DATA IN THIS EXERCISE
* BEGIN *

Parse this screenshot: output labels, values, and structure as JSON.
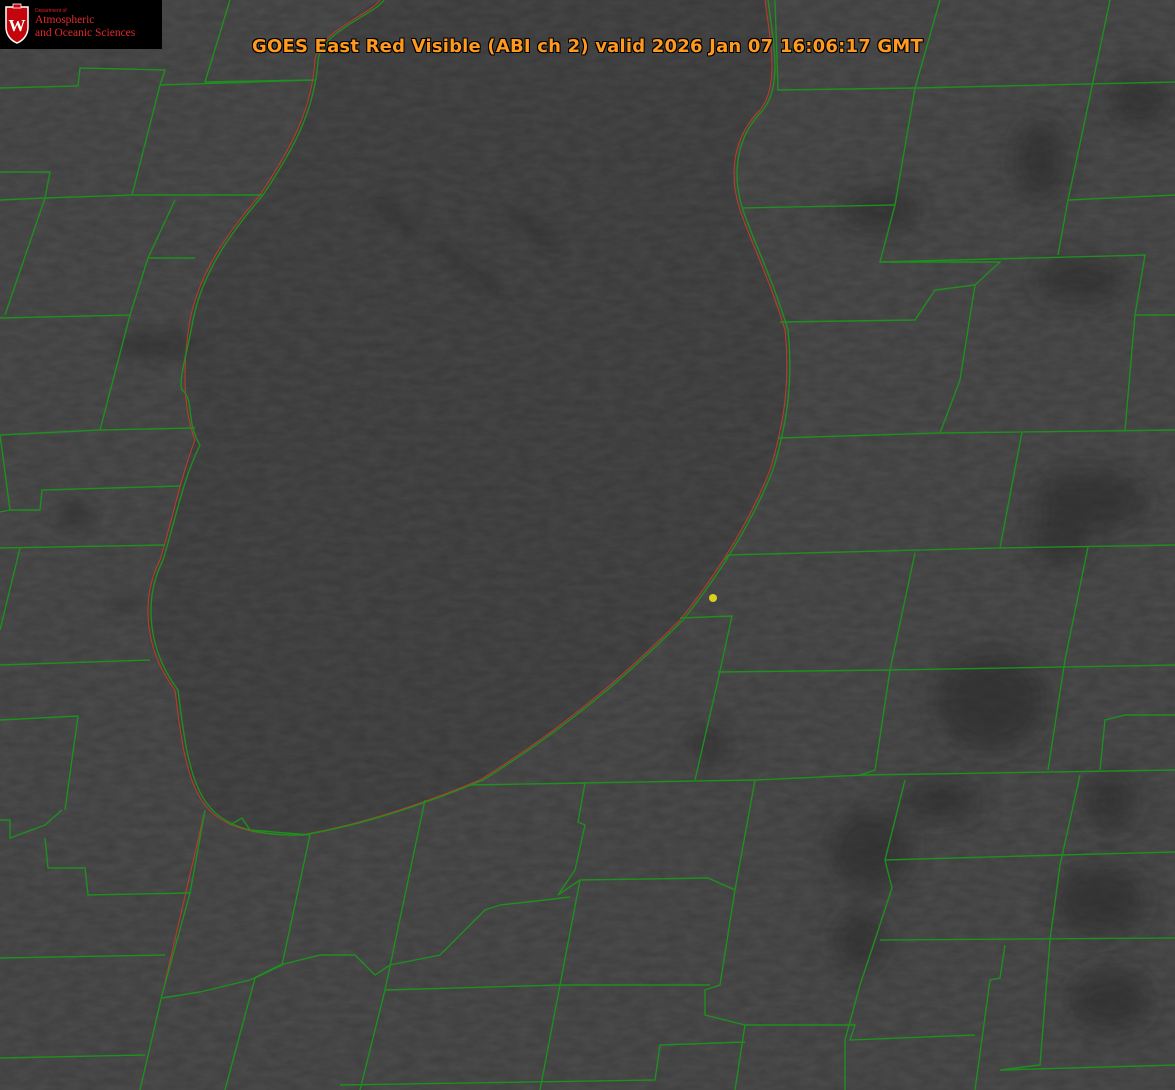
{
  "title": "GOES East Red Visible (ABI ch 2) valid 2026 Jan 07 16:06:17 GMT",
  "logo": {
    "dept": "Department of",
    "line1": "Atmospheric",
    "line2": "and Oceanic Sciences"
  },
  "colors": {
    "boundary": "#1f8f1f",
    "shoreline": "#c23a2a",
    "marker": "#d8d020",
    "title": "#ff9a1e",
    "logo_text": "#e02a2a"
  }
}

* END *

WRITTEN INSTRUCTION
Quote the records above in full, dropping each picture.

COMPLETE ANSWER
Parse this screenshot: output labels, values, and structure as JSON.
{
  "title": "GOES East Red Visible (ABI ch 2) valid 2026 Jan 07 16:06:17 GMT",
  "logo": {
    "dept": "Department of",
    "line1": "Atmospheric",
    "line2": "and Oceanic Sciences"
  },
  "colors": {
    "boundary": "#1f8f1f",
    "shoreline": "#c23a2a",
    "marker": "#d8d020",
    "title": "#ff9a1e",
    "logo_text": "#e02a2a"
  }
}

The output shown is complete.